* START TASK INPUTS *

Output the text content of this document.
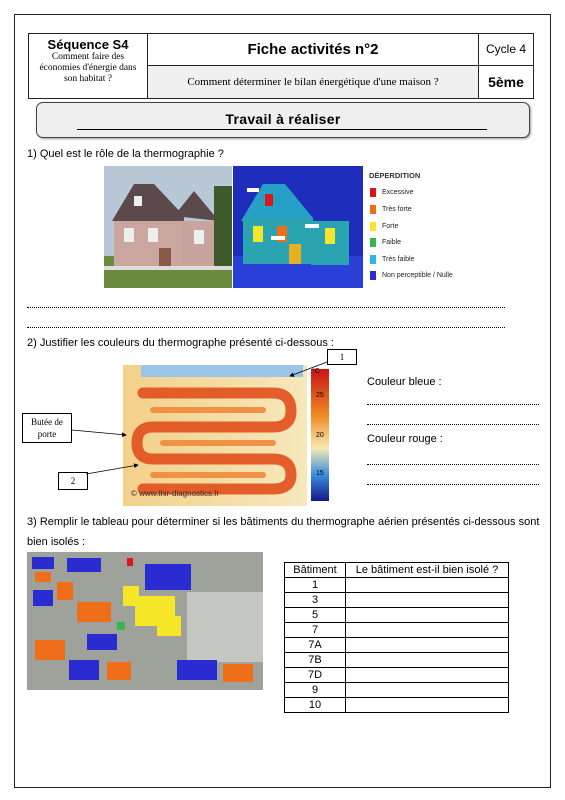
Séquence S4
Comment faire des économies d'énergie dans son habitat ?
Fiche activités n°2
Comment déterminer le bilan énergétique d'une maison ?
Cycle 4
5ème
Travail à réaliser
1) Quel est le rôle de la thermographie ?
DÉPERDITION
Excessive
Très forte
Forte
Faible
Très faible
Non perceptible / Nulle
2) Justifier les couleurs du thermographe présenté ci-dessous :
°C
25
20
15
© www.thir-diagnostics.fr
1
Butée de porte
2
Couleur bleue :
Couleur rouge :
3) Remplir le tableau pour déterminer si les bâtiments du thermographe aérien présentés ci-dessous sont bien isolés :
Bâtiment	Le bâtiment est-il bien isolé ?
1	
3	
5	
7	
7A	
7B	
7D	
9	
10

* END TASK INPUTS *

WHAT YOU NEED TO DO
Omitting all images, retype each line of the records precisely.

RESPONSE TO THE EXERCISE
Output the text content of this document.
Séquence S4
Comment faire des économies d'énergie dans son habitat ?
Fiche activités n°2
Comment déterminer le bilan énergétique d'une maison ?
Cycle 4
5ème
Travail à réaliser
1) Quel est le rôle de la thermographie ?
DÉPERDITION
Excessive
Très forte
Forte
Faible
Très faible
Non perceptible / Nulle
2) Justifier les couleurs du thermographe présenté ci-dessous :
°C
25
20
15
© www.thir-diagnostics.fr
1
Butée de porte
2
Couleur bleue :
Couleur rouge :
3) Remplir le tableau pour déterminer si les bâtiments du thermographe aérien présentés ci-dessous sont bien isolés :
Bâtiment	Le bâtiment est-il bien isolé ?
1	
3	
5	
7	
7A	
7B	
7D	
9	
10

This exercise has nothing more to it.